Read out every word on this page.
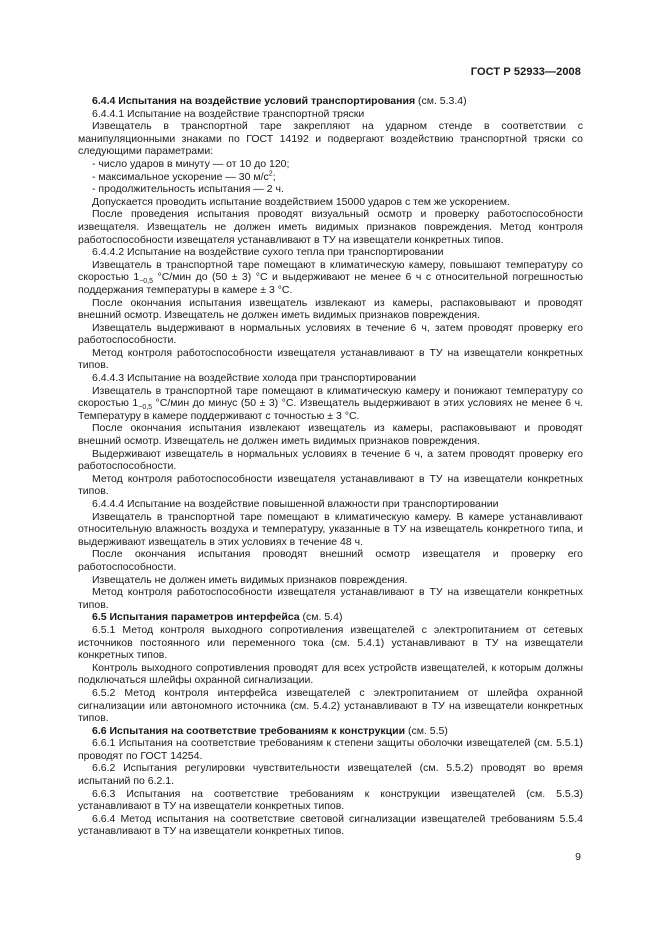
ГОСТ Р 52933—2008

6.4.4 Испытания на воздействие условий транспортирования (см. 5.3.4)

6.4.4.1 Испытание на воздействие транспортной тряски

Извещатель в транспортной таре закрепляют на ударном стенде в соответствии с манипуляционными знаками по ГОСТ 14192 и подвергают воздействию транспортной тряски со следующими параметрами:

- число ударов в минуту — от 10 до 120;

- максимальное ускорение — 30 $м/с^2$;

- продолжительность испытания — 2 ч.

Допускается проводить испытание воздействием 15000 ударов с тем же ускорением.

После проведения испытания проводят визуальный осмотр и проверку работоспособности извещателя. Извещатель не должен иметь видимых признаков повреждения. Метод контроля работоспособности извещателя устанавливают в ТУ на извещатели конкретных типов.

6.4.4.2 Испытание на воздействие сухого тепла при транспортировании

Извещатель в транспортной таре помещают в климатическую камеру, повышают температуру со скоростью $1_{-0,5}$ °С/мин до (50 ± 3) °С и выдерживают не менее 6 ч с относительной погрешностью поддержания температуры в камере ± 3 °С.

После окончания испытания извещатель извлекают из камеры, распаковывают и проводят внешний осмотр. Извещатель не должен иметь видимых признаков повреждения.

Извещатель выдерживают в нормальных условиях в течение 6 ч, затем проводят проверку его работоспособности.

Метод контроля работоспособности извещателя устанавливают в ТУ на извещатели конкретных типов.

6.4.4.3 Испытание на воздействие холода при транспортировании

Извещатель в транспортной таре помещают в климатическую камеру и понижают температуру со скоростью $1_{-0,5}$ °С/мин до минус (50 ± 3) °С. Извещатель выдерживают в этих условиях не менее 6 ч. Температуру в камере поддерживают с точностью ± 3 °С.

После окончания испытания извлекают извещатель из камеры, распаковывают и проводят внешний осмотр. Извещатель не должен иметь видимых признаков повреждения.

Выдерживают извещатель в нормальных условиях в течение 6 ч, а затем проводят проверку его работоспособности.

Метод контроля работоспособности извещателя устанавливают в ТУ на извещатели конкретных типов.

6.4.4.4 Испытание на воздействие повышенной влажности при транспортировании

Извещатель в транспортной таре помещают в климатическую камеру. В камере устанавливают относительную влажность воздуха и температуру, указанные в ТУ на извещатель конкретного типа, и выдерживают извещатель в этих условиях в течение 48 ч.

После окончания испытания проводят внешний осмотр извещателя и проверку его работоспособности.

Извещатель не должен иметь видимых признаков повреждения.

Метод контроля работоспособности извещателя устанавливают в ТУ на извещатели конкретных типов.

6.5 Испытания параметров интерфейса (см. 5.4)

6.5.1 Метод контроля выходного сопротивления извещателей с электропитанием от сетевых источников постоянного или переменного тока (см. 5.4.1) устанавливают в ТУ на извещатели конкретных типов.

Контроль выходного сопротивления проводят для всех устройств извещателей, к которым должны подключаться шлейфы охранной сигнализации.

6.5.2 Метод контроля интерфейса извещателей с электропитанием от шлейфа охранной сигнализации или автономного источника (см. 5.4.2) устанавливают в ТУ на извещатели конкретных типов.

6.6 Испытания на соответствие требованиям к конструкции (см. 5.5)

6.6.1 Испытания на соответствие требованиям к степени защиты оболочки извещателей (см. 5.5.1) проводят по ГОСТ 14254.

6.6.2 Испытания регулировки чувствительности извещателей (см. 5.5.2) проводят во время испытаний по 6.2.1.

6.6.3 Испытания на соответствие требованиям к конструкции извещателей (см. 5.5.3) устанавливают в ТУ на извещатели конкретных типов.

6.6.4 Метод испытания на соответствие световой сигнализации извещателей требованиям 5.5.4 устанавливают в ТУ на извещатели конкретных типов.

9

§

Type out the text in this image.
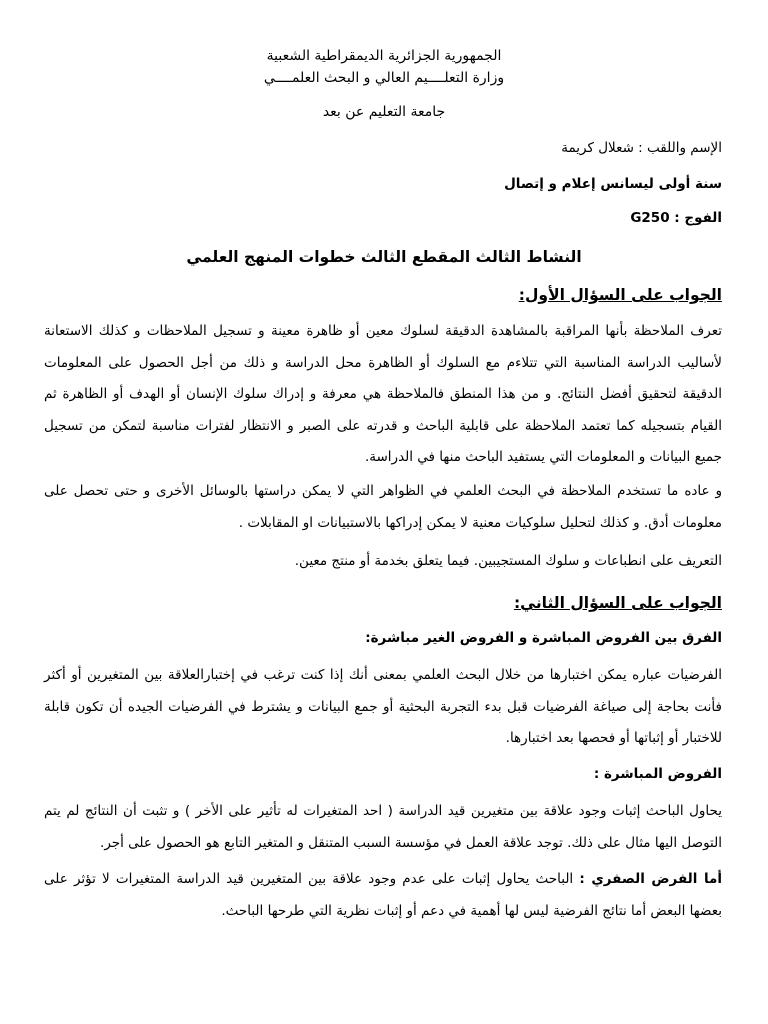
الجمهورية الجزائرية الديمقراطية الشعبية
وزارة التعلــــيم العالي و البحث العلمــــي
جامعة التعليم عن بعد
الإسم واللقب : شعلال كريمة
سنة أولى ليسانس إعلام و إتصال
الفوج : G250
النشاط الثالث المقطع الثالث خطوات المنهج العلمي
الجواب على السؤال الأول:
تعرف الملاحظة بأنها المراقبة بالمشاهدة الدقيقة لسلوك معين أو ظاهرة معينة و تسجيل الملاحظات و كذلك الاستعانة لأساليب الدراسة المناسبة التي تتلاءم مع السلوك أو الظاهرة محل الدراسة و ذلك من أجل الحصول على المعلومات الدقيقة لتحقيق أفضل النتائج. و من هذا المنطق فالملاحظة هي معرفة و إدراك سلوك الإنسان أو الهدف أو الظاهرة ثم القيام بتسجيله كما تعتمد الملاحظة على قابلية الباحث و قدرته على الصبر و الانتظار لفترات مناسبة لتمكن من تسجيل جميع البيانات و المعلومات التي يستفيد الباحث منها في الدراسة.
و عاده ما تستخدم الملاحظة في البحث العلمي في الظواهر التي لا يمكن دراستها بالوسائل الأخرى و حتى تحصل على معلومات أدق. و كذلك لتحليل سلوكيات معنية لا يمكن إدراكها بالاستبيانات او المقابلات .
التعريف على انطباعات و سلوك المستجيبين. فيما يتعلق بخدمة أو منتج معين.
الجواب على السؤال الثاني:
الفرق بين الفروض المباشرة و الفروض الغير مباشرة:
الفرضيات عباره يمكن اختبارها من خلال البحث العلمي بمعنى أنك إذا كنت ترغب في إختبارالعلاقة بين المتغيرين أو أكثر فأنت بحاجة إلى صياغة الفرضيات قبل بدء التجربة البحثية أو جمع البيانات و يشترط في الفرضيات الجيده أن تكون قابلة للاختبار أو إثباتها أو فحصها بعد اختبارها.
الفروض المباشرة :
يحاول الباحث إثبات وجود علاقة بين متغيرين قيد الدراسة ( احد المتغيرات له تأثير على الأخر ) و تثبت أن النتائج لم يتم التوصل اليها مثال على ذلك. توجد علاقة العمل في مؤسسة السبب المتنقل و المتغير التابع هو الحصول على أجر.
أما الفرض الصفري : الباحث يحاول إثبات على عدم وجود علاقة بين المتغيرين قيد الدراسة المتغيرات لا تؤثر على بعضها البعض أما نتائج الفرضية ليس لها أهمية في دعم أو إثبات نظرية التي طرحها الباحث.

§

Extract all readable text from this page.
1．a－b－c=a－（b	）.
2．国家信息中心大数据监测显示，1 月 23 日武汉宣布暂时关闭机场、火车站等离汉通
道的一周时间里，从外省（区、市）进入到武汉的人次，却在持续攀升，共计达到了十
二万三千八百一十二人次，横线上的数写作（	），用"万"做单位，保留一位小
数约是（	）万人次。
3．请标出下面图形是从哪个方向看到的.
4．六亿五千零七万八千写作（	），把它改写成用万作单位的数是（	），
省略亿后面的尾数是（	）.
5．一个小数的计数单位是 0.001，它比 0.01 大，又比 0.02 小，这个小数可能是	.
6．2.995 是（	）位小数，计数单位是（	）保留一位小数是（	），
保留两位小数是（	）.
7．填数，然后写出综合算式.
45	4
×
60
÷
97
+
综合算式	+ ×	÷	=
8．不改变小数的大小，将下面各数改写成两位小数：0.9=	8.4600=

§

Find each line that has the word "конструкции", then copy it out.

== ANSWER TO THE TASK ==
6.6 Испытания на соответствие требованиям к конструкции (см. 5.5)
6.6.3 Испытания на соответствие требованиям к конструкции извещателей (см. 5.5.3) устанавливают в ТУ на извещатели конкретных типов.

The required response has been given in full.